### DIRECTIONS
How many lines of the data include the string "this"? State the number and nothing else.

### DATA FOR THE TASK
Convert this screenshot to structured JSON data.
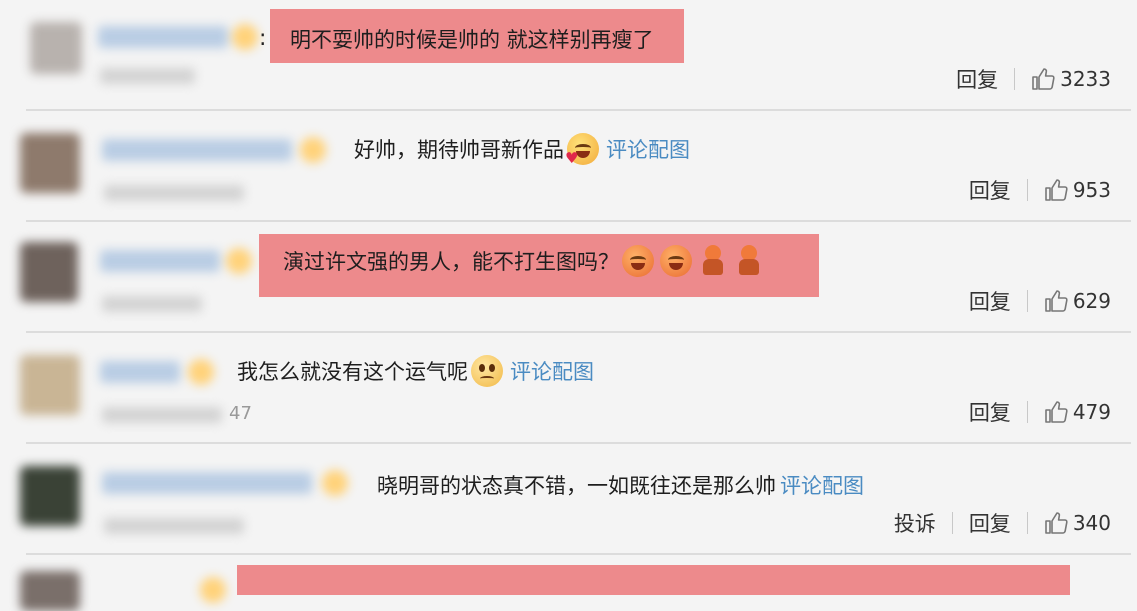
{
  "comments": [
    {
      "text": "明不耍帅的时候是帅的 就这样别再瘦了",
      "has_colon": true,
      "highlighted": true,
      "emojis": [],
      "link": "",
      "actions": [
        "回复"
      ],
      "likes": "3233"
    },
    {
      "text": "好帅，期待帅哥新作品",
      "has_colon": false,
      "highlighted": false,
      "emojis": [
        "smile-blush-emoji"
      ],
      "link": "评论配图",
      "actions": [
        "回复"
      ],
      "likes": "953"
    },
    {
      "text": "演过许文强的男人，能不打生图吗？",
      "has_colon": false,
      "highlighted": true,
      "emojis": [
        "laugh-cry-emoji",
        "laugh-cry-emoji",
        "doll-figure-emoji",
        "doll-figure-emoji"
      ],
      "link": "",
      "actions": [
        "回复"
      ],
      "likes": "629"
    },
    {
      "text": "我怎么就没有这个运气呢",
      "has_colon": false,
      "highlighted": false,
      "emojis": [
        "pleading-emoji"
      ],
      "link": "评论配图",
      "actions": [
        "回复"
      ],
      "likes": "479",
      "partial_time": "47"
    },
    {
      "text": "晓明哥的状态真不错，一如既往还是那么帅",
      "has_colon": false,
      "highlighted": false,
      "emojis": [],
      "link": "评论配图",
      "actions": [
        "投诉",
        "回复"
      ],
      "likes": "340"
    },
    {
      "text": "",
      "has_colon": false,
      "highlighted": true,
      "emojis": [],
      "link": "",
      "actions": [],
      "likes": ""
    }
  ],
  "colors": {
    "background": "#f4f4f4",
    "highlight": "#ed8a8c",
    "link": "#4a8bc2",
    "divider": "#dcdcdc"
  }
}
---
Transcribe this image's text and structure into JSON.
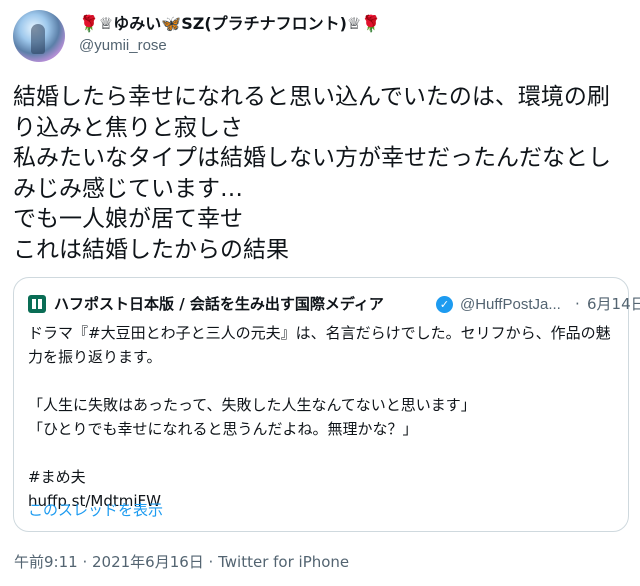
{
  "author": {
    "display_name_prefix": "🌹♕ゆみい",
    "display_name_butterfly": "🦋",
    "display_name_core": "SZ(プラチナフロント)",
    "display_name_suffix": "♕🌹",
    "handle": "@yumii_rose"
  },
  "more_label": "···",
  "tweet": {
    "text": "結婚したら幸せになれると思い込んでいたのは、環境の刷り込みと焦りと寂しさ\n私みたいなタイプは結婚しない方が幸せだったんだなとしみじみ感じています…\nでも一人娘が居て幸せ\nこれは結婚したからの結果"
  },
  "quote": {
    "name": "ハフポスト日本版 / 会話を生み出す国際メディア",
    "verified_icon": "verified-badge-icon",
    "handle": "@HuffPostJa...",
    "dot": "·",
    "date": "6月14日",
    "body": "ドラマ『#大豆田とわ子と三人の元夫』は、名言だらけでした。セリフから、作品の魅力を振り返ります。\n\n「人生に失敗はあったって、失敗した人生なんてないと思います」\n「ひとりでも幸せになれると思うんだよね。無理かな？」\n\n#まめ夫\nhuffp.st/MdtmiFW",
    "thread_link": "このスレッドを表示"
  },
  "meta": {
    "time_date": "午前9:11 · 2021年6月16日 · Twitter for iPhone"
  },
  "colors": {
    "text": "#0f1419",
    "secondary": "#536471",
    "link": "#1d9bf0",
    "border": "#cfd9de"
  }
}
* * *
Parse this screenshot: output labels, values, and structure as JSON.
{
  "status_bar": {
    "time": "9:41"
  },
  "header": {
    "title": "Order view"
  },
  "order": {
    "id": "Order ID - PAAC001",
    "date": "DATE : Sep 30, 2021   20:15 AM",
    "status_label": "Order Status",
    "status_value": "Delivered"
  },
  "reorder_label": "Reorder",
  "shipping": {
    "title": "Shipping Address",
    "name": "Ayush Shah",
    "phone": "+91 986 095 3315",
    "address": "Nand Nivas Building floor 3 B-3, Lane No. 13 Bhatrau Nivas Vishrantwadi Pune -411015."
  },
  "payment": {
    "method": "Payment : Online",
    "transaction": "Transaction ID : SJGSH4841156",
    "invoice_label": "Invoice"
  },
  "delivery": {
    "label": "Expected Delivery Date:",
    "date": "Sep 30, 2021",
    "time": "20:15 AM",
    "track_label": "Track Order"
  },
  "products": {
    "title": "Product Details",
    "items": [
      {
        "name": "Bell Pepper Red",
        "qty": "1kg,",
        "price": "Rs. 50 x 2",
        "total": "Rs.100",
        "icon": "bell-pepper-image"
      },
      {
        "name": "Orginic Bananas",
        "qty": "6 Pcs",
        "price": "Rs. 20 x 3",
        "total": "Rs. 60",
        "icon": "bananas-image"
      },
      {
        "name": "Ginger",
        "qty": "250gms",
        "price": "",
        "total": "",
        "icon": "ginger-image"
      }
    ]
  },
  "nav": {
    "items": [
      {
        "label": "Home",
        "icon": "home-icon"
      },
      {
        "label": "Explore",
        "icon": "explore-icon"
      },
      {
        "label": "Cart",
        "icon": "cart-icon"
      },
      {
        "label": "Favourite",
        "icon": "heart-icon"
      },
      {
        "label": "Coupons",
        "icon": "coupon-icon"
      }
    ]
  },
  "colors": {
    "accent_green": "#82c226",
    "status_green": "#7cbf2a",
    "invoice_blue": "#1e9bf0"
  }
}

### SOLUTION
3